(Data records)
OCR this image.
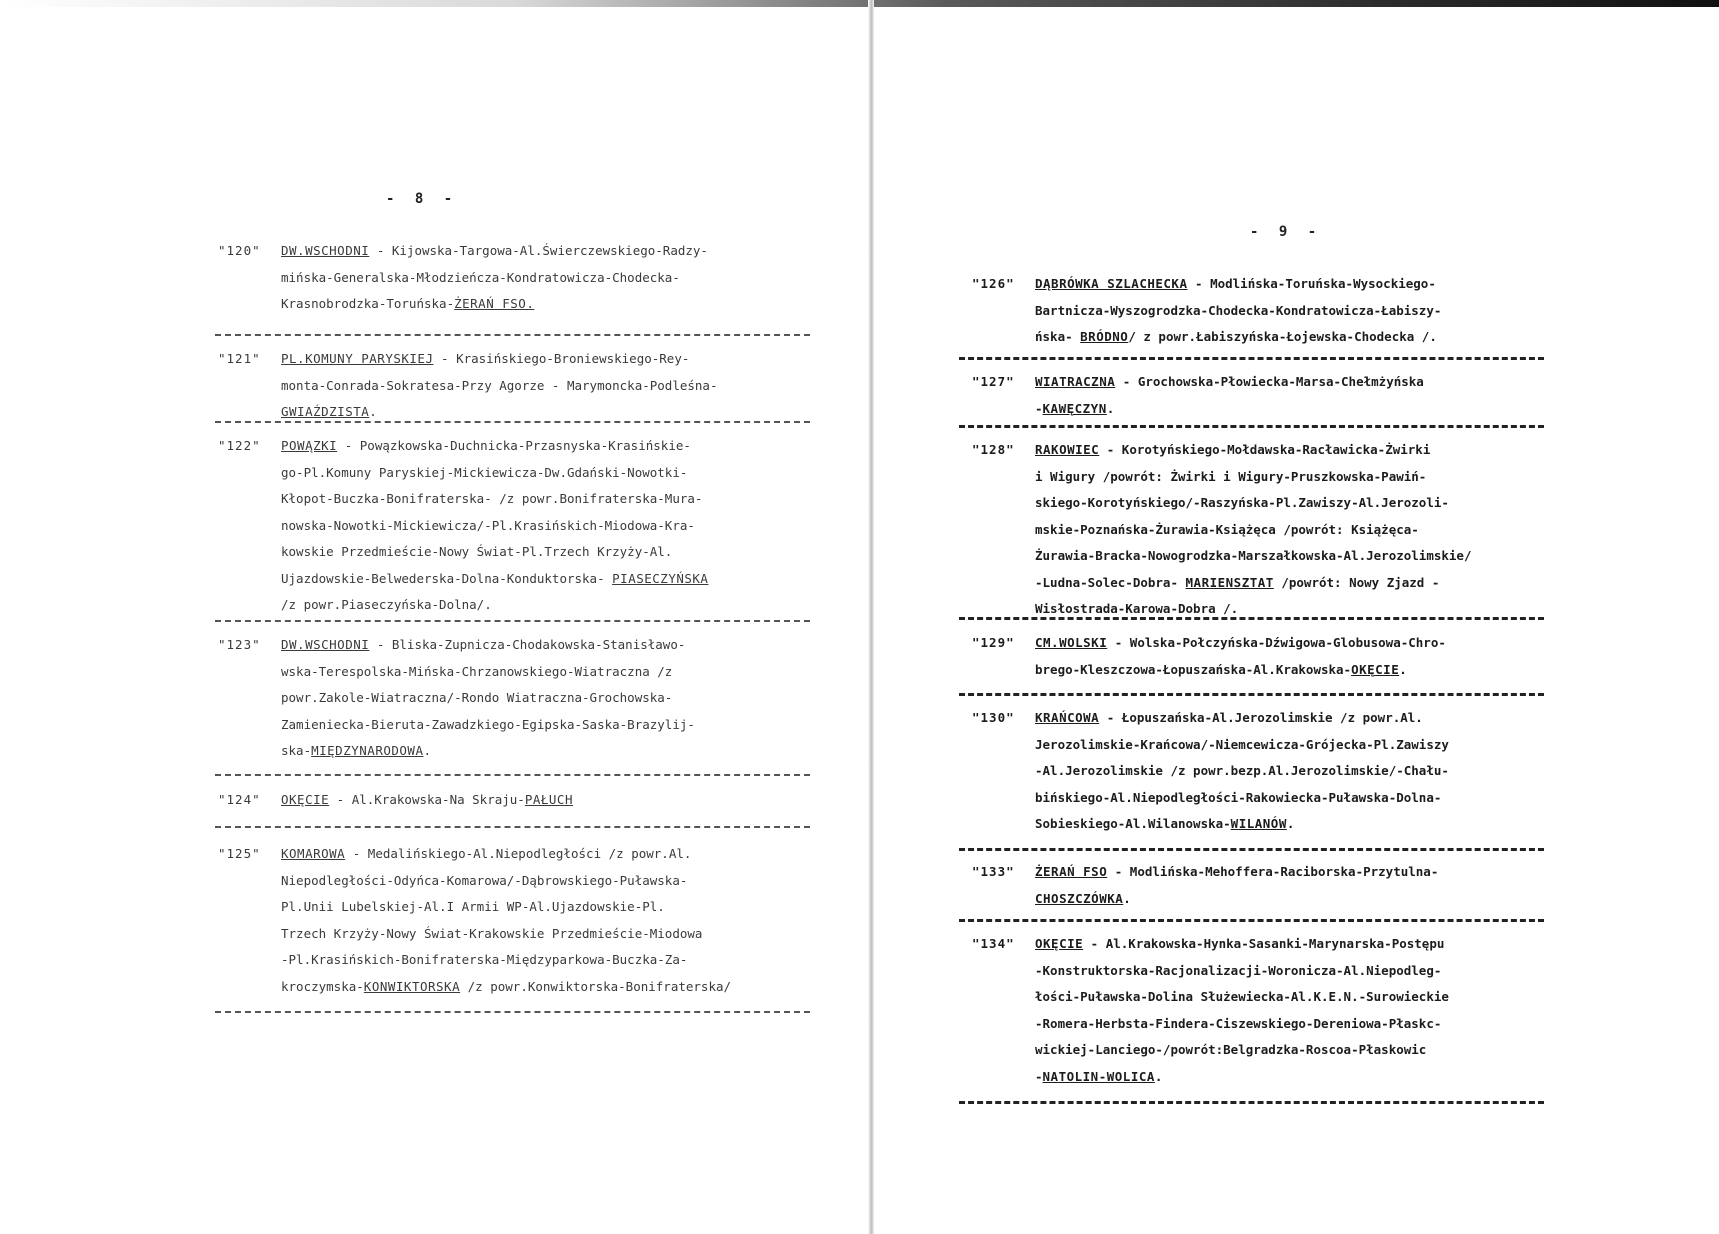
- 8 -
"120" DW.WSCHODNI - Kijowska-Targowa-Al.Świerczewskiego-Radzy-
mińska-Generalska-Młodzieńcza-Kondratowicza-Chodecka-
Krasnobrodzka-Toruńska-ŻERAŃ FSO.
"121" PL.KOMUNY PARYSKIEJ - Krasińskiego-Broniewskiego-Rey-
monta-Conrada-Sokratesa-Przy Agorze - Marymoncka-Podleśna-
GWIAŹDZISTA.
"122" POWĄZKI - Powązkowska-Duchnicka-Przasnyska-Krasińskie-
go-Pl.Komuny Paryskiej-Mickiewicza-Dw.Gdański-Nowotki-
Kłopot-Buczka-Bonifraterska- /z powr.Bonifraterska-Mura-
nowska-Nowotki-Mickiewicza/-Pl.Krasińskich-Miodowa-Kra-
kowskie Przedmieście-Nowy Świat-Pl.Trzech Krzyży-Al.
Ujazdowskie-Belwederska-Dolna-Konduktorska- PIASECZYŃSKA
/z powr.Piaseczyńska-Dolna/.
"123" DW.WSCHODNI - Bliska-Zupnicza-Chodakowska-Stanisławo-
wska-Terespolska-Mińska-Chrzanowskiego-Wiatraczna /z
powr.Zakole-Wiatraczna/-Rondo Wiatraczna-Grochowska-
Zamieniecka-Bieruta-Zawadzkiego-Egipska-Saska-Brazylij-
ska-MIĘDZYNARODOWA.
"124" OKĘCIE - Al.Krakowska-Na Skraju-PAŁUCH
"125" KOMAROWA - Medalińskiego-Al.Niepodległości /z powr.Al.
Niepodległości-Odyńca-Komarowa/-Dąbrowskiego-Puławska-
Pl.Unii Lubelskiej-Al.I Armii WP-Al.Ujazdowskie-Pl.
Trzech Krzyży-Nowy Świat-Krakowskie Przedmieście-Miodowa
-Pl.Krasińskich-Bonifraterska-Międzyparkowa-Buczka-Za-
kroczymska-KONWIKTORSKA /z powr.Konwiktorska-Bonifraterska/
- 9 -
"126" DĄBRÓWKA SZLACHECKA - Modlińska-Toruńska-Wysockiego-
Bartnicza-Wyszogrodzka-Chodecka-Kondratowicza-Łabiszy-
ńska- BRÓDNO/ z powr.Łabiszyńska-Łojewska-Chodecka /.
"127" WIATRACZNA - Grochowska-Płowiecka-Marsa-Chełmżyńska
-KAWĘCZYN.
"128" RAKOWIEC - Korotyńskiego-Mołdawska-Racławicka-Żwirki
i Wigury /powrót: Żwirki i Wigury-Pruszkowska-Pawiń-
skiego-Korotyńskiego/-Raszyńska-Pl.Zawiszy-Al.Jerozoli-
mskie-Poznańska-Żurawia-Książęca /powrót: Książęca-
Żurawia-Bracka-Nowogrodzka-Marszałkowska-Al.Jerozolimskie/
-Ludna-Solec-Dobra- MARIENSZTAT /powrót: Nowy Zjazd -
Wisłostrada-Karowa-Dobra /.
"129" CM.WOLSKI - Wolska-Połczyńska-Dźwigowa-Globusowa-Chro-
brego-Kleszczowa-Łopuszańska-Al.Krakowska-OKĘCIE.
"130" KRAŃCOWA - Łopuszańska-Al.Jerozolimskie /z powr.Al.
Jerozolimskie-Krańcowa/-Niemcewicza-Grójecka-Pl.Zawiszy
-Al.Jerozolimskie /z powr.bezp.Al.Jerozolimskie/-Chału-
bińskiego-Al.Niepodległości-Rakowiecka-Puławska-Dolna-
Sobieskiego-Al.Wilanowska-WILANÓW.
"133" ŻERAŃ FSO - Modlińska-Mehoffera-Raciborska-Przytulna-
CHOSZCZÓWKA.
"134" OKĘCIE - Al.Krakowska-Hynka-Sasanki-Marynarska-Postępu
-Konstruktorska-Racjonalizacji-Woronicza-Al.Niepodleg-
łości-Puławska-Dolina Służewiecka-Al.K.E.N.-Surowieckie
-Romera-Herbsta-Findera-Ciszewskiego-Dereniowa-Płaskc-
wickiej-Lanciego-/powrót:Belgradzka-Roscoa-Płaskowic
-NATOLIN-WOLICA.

*Task to complete*
Return the full material word for word. Do not include the pictures.

*Finished answer*
OCR this image.
- 8 -
"120" DW.WSCHODNI - Kijowska-Targowa-Al.Świerczewskiego-Radzy-
mińska-Generalska-Młodzieńcza-Kondratowicza-Chodecka-
Krasnobrodzka-Toruńska-ŻERAŃ FSO.
"121" PL.KOMUNY PARYSKIEJ - Krasińskiego-Broniewskiego-Rey-
monta-Conrada-Sokratesa-Przy Agorze - Marymoncka-Podleśna-
GWIAŹDZISTA.
"122" POWĄZKI - Powązkowska-Duchnicka-Przasnyska-Krasińskie-
go-Pl.Komuny Paryskiej-Mickiewicza-Dw.Gdański-Nowotki-
Kłopot-Buczka-Bonifraterska- /z powr.Bonifraterska-Mura-
nowska-Nowotki-Mickiewicza/-Pl.Krasińskich-Miodowa-Kra-
kowskie Przedmieście-Nowy Świat-Pl.Trzech Krzyży-Al.
Ujazdowskie-Belwederska-Dolna-Konduktorska- PIASECZYŃSKA
/z powr.Piaseczyńska-Dolna/.
"123" DW.WSCHODNI - Bliska-Zupnicza-Chodakowska-Stanisławo-
wska-Terespolska-Mińska-Chrzanowskiego-Wiatraczna /z
powr.Zakole-Wiatraczna/-Rondo Wiatraczna-Grochowska-
Zamieniecka-Bieruta-Zawadzkiego-Egipska-Saska-Brazylij-
ska-MIĘDZYNARODOWA.
"124" OKĘCIE - Al.Krakowska-Na Skraju-PAŁUCH
"125" KOMAROWA - Medalińskiego-Al.Niepodległości /z powr.Al.
Niepodległości-Odyńca-Komarowa/-Dąbrowskiego-Puławska-
Pl.Unii Lubelskiej-Al.I Armii WP-Al.Ujazdowskie-Pl.
Trzech Krzyży-Nowy Świat-Krakowskie Przedmieście-Miodowa
-Pl.Krasińskich-Bonifraterska-Międzyparkowa-Buczka-Za-
kroczymska-KONWIKTORSKA /z powr.Konwiktorska-Bonifraterska/
- 9 -
"126" DĄBRÓWKA SZLACHECKA - Modlińska-Toruńska-Wysockiego-
Bartnicza-Wyszogrodzka-Chodecka-Kondratowicza-Łabiszy-
ńska- BRÓDNO/ z powr.Łabiszyńska-Łojewska-Chodecka /.
"127" WIATRACZNA - Grochowska-Płowiecka-Marsa-Chełmżyńska
-KAWĘCZYN.
"128" RAKOWIEC - Korotyńskiego-Mołdawska-Racławicka-Żwirki
i Wigury /powrót: Żwirki i Wigury-Pruszkowska-Pawiń-
skiego-Korotyńskiego/-Raszyńska-Pl.Zawiszy-Al.Jerozoli-
mskie-Poznańska-Żurawia-Książęca /powrót: Książęca-
Żurawia-Bracka-Nowogrodzka-Marszałkowska-Al.Jerozolimskie/
-Ludna-Solec-Dobra- MARIENSZTAT /powrót: Nowy Zjazd -
Wisłostrada-Karowa-Dobra /.
"129" CM.WOLSKI - Wolska-Połczyńska-Dźwigowa-Globusowa-Chro-
brego-Kleszczowa-Łopuszańska-Al.Krakowska-OKĘCIE.
"130" KRAŃCOWA - Łopuszańska-Al.Jerozolimskie /z powr.Al.
Jerozolimskie-Krańcowa/-Niemcewicza-Grójecka-Pl.Zawiszy
-Al.Jerozolimskie /z powr.bezp.Al.Jerozolimskie/-Chału-
bińskiego-Al.Niepodległości-Rakowiecka-Puławska-Dolna-
Sobieskiego-Al.Wilanowska-WILANÓW.
"133" ŻERAŃ FSO - Modlińska-Mehoffera-Raciborska-Przytulna-
CHOSZCZÓWKA.
"134" OKĘCIE - Al.Krakowska-Hynka-Sasanki-Marynarska-Postępu
-Konstruktorska-Racjonalizacji-Woronicza-Al.Niepodleg-
łości-Puławska-Dolina Służewiecka-Al.K.E.N.-Surowieckie
-Romera-Herbsta-Findera-Ciszewskiego-Dereniowa-Płaskc-
wickiej-Lanciego-/powrót:Belgradzka-Roscoa-Płaskowic
-NATOLIN-WOLICA.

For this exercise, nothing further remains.